Do this:
Without the pictures, can you quote each line below exactly?
Begin
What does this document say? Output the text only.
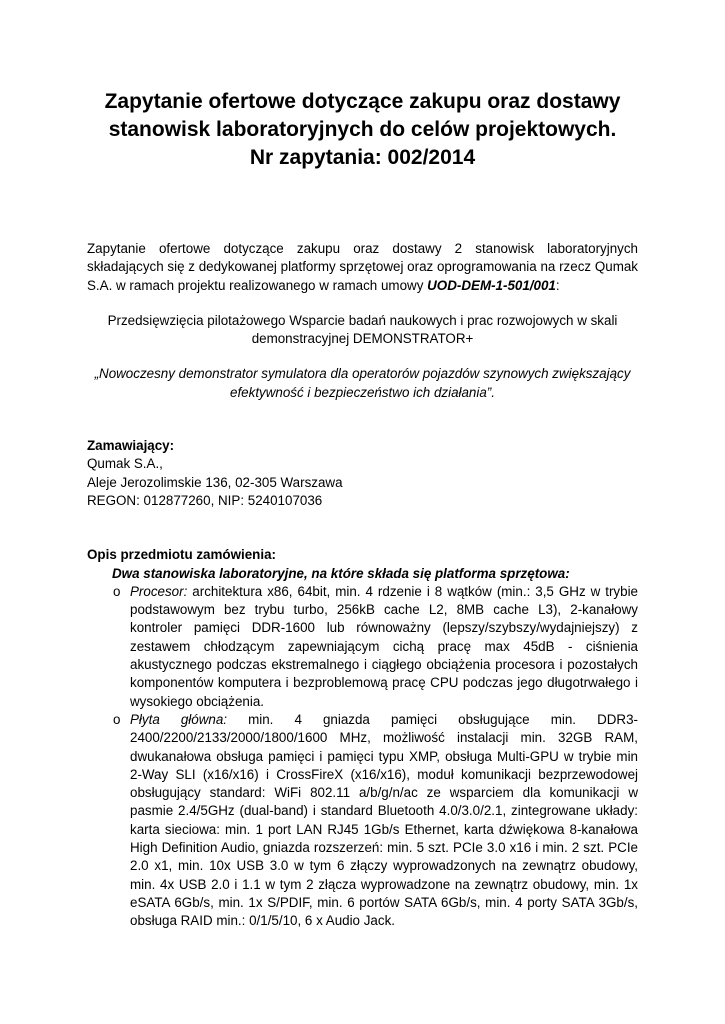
Zapytanie ofertowe dotyczące zakupu oraz dostawy
stanowisk laboratoryjnych do celów projektowych.
Nr zapytania: 002/2014

Zapytanie ofertowe dotyczące zakupu oraz dostawy 2 stanowisk laboratoryjnych składających się z dedykowanej platformy sprzętowej oraz oprogramowania na rzecz Qumak S.A. w ramach projektu realizowanego w ramach umowy UOD-DEM-1-501/001:

Przedsięwzięcia pilotażowego Wsparcie badań naukowych i prac rozwojowych w skali demonstracyjnej DEMONSTRATOR+

„Nowoczesny demonstrator symulatora dla operatorów pojazdów szynowych zwiększający efektywność i bezpieczeństwo ich działania”.

Zamawiający:
Qumak S.A.,
Aleje Jerozolimskie 136, 02-305 Warszawa
REGON: 012877260, NIP: 5240107036
Opis przedmiotu zamówienia:
Dwa stanowiska laboratoryjne, na które składa się platforma sprzętowa:
o Procesor: architektura x86, 64bit, min. 4 rdzenie i 8 wątków (min.: 3,5 GHz w trybie podstawowym bez trybu turbo, 256kB cache L2, 8MB cache L3), 2-kanałowy kontroler pamięci DDR-1600 lub równoważny (lepszy/szybszy/wydajniejszy) z zestawem chłodzącym zapewniającym cichą pracę max 45dB - ciśnienia akustycznego podczas ekstremalnego i ciągłego obciążenia procesora i pozostałych komponentów komputera i bezproblemową pracę CPU podczas jego długotrwałego i wysokiego obciążenia.
o Płyta główna: min. 4 gniazda pamięci obsługujące min. DDR3-2400/2200/2133/2000/1800/1600 MHz, możliwość instalacji min. 32GB RAM, dwukanałowa obsługa pamięci i pamięci typu XMP, obsługa Multi-GPU w trybie min 2-Way SLI (x16/x16) i CrossFireX (x16/x16), moduł komunikacji bezprzewodowej obsługujący standard: WiFi 802.11 a/b/g/n/ac ze wsparciem dla komunikacji w pasmie 2.4/5GHz (dual-band) i standard Bluetooth 4.0/3.0/2.1, zintegrowane układy: karta sieciowa: min. 1 port LAN RJ45 1Gb/s Ethernet, karta dźwiękowa 8-kanałowa High Definition Audio, gniazda rozszerzeń: min. 5 szt. PCIe 3.0 x16 i min. 2 szt. PCIe 2.0 x1, min. 10x USB 3.0 w tym 6 złączy wyprowadzonych na zewnątrz obudowy, min. 4x USB 2.0 i 1.1 w tym 2 złącza wyprowadzone na zewnątrz obudowy, min. 1x eSATA 6Gb/s, min. 1x S/PDIF, min. 6 portów SATA 6Gb/s, min. 4 porty SATA 3Gb/s, obsługa RAID min.: 0/1/5/10, 6 x Audio Jack.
End
Final result:
What does this document say? Output the text only.
Zapytanie ofertowe dotyczące zakupu oraz dostawy
stanowisk laboratoryjnych do celów projektowych.
Nr zapytania: 002/2014

Zapytanie ofertowe dotyczące zakupu oraz dostawy 2 stanowisk laboratoryjnych składających się z dedykowanej platformy sprzętowej oraz oprogramowania na rzecz Qumak S.A. w ramach projektu realizowanego w ramach umowy UOD-DEM-1-501/001:

Przedsięwzięcia pilotażowego Wsparcie badań naukowych i prac rozwojowych w skali demonstracyjnej DEMONSTRATOR+

„Nowoczesny demonstrator symulatora dla operatorów pojazdów szynowych zwiększający efektywność i bezpieczeństwo ich działania”.

Zamawiający:
Qumak S.A.,
Aleje Jerozolimskie 136, 02-305 Warszawa
REGON: 012877260, NIP: 5240107036
Opis przedmiotu zamówienia:
Dwa stanowiska laboratoryjne, na które składa się platforma sprzętowa:
o Procesor: architektura x86, 64bit, min. 4 rdzenie i 8 wątków (min.: 3,5 GHz w trybie podstawowym bez trybu turbo, 256kB cache L2, 8MB cache L3), 2-kanałowy kontroler pamięci DDR-1600 lub równoważny (lepszy/szybszy/wydajniejszy) z zestawem chłodzącym zapewniającym cichą pracę max 45dB - ciśnienia akustycznego podczas ekstremalnego i ciągłego obciążenia procesora i pozostałych komponentów komputera i bezproblemową pracę CPU podczas jego długotrwałego i wysokiego obciążenia.
o Płyta główna: min. 4 gniazda pamięci obsługujące min. DDR3-2400/2200/2133/2000/1800/1600 MHz, możliwość instalacji min. 32GB RAM, dwukanałowa obsługa pamięci i pamięci typu XMP, obsługa Multi-GPU w trybie min 2-Way SLI (x16/x16) i CrossFireX (x16/x16), moduł komunikacji bezprzewodowej obsługujący standard: WiFi 802.11 a/b/g/n/ac ze wsparciem dla komunikacji w pasmie 2.4/5GHz (dual-band) i standard Bluetooth 4.0/3.0/2.1, zintegrowane układy: karta sieciowa: min. 1 port LAN RJ45 1Gb/s Ethernet, karta dźwiękowa 8-kanałowa High Definition Audio, gniazda rozszerzeń: min. 5 szt. PCIe 3.0 x16 i min. 2 szt. PCIe 2.0 x1, min. 10x USB 3.0 w tym 6 złączy wyprowadzonych na zewnątrz obudowy, min. 4x USB 2.0 i 1.1 w tym 2 złącza wyprowadzone na zewnątrz obudowy, min. 1x eSATA 6Gb/s, min. 1x S/PDIF, min. 6 portów SATA 6Gb/s, min. 4 porty SATA 3Gb/s, obsługa RAID min.: 0/1/5/10, 6 x Audio Jack.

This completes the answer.